Problem to work on
Would you restate all the data that follows, word for word?

Dataset records
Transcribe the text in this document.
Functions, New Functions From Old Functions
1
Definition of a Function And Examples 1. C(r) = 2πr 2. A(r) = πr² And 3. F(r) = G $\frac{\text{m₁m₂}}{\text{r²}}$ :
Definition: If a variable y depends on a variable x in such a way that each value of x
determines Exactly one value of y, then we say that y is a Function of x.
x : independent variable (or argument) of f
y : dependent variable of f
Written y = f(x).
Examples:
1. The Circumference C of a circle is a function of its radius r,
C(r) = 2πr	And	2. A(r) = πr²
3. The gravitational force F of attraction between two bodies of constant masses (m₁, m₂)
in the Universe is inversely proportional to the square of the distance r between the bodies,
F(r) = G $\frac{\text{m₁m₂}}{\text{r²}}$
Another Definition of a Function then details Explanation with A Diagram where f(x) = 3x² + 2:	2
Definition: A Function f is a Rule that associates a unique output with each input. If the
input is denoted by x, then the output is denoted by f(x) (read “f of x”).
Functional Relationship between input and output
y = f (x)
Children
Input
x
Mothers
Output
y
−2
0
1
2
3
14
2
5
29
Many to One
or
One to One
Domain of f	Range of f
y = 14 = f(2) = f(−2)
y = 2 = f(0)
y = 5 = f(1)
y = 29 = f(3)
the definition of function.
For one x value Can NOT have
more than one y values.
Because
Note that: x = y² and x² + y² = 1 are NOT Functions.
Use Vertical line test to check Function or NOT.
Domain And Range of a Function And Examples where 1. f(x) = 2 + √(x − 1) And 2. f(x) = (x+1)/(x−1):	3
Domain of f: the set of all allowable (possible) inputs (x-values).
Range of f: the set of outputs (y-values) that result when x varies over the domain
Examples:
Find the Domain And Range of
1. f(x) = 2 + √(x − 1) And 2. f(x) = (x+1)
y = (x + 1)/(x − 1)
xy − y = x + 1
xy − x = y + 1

Result
Transcribe the text in this document.
Functions, New Functions From Old Functions
1
Definition of a Function And Examples 1. C(r) = 2πr 2. A(r) = πr² And 3. F(r) = G $\frac{\text{m₁m₂}}{\text{r²}}$ :
Definition: If a variable y depends on a variable x in such a way that each value of x
determines Exactly one value of y, then we say that y is a Function of x.
x : independent variable (or argument) of f
y : dependent variable of f
Written y = f(x).
Examples:
1. The Circumference C of a circle is a function of its radius r,
C(r) = 2πr	And	2. A(r) = πr²
3. The gravitational force F of attraction between two bodies of constant masses (m₁, m₂)
in the Universe is inversely proportional to the square of the distance r between the bodies,
F(r) = G $\frac{\text{m₁m₂}}{\text{r²}}$
Another Definition of a Function then details Explanation with A Diagram where f(x) = 3x² + 2:	2
Definition: A Function f is a Rule that associates a unique output with each input. If the
input is denoted by x, then the output is denoted by f(x) (read “f of x”).
Functional Relationship between input and output
y = f (x)
Children
Input
x
Mothers
Output
y
−2
0
1
2
3
14
2
5
29
Many to One
or
One to One
Domain of f	Range of f
y = 14 = f(2) = f(−2)
y = 2 = f(0)
y = 5 = f(1)
y = 29 = f(3)
the definition of function.
For one x value Can NOT have
more than one y values.
Because
Note that: x = y² and x² + y² = 1 are NOT Functions.
Use Vertical line test to check Function or NOT.
Domain And Range of a Function And Examples where 1. f(x) = 2 + √(x − 1) And 2. f(x) = (x+1)/(x−1):	3
Domain of f: the set of all allowable (possible) inputs (x-values).
Range of f: the set of outputs (y-values) that result when x varies over the domain
Examples:
Find the Domain And Range of
1. f(x) = 2 + √(x − 1) And 2. f(x) = (x+1)
y = (x + 1)/(x − 1)
xy − y = x + 1
xy − x = y + 1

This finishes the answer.